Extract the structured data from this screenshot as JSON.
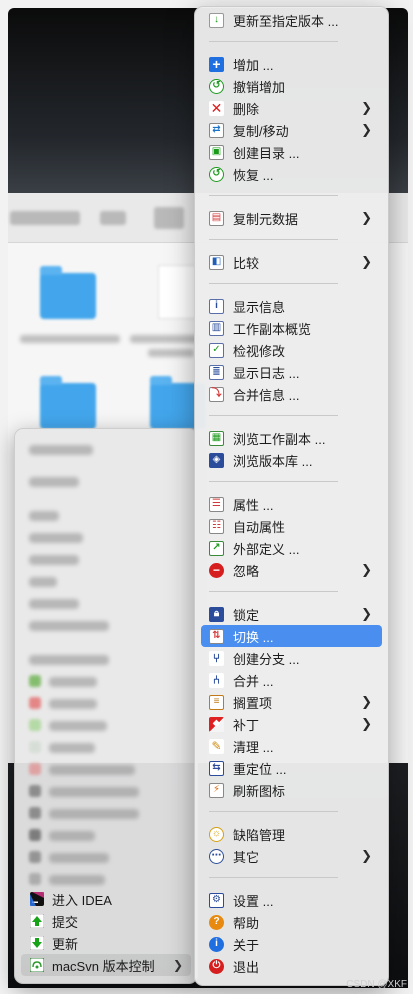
{
  "left_menu": {
    "items": [
      {
        "label": "进入 IDEA",
        "icon": "idea-icon"
      },
      {
        "label": "提交",
        "icon": "commit-icon"
      },
      {
        "label": "更新",
        "icon": "update-icon"
      },
      {
        "label": "macSvn 版本控制",
        "icon": "macsvn-icon",
        "submenu": true
      }
    ]
  },
  "svn_menu": {
    "groups": [
      [
        {
          "label": "更新至指定版本 ...",
          "icon": "update-to-revision-icon"
        }
      ],
      [
        {
          "label": "增加 ...",
          "icon": "add-icon"
        },
        {
          "label": "撤销增加",
          "icon": "revert-add-icon"
        },
        {
          "label": "删除",
          "icon": "delete-icon",
          "submenu": true
        },
        {
          "label": "复制/移动",
          "icon": "copy-move-icon",
          "submenu": true
        },
        {
          "label": "创建目录 ...",
          "icon": "create-directory-icon"
        },
        {
          "label": "恢复 ...",
          "icon": "revert-icon"
        }
      ],
      [
        {
          "label": "复制元数据",
          "icon": "copy-metadata-icon",
          "submenu": true
        }
      ],
      [
        {
          "label": "比较",
          "icon": "compare-icon",
          "submenu": true
        }
      ],
      [
        {
          "label": "显示信息",
          "icon": "show-info-icon"
        },
        {
          "label": "工作副本概览",
          "icon": "working-copy-overview-icon"
        },
        {
          "label": "检视修改",
          "icon": "check-modifications-icon"
        },
        {
          "label": "显示日志 ...",
          "icon": "show-log-icon"
        },
        {
          "label": "合并信息 ...",
          "icon": "merge-info-icon"
        }
      ],
      [
        {
          "label": "浏览工作副本 ...",
          "icon": "browse-working-copy-icon"
        },
        {
          "label": "浏览版本库 ...",
          "icon": "browse-repository-icon"
        }
      ],
      [
        {
          "label": "属性 ...",
          "icon": "properties-icon"
        },
        {
          "label": "自动属性",
          "icon": "auto-properties-icon"
        },
        {
          "label": "外部定义 ...",
          "icon": "externals-icon"
        },
        {
          "label": "忽略",
          "icon": "ignore-icon",
          "submenu": true
        }
      ],
      [
        {
          "label": "锁定",
          "icon": "lock-icon",
          "submenu": true
        },
        {
          "label": "切换 ...",
          "icon": "switch-icon",
          "highlight": true
        },
        {
          "label": "创建分支 ...",
          "icon": "create-branch-icon"
        },
        {
          "label": "合并 ...",
          "icon": "merge-icon"
        },
        {
          "label": "搁置项",
          "icon": "shelve-icon",
          "submenu": true
        },
        {
          "label": "补丁",
          "icon": "patch-icon",
          "submenu": true
        },
        {
          "label": "清理 ...",
          "icon": "cleanup-icon"
        },
        {
          "label": "重定位 ...",
          "icon": "relocate-icon"
        },
        {
          "label": "刷新图标",
          "icon": "refresh-icons-icon"
        }
      ],
      [
        {
          "label": "缺陷管理",
          "icon": "bug-tracking-icon"
        },
        {
          "label": "其它",
          "icon": "other-icon",
          "submenu": true
        }
      ],
      [
        {
          "label": "设置 ...",
          "icon": "settings-icon"
        },
        {
          "label": "帮助",
          "icon": "help-icon"
        },
        {
          "label": "关于",
          "icon": "about-icon"
        },
        {
          "label": "退出",
          "icon": "quit-icon"
        }
      ]
    ]
  },
  "watermark": "CSDN @XKF",
  "colors": {
    "highlight": "#4a8ff0",
    "menu_bg": "#ececec",
    "folder": "#43a6ec"
  }
}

---

GIVEN EXERCISE.
Scan the material line by line and report each one that contains "update".

TASK RESPONSE.
        "icon": "update-icon"
          "icon": "update-to-revision-icon"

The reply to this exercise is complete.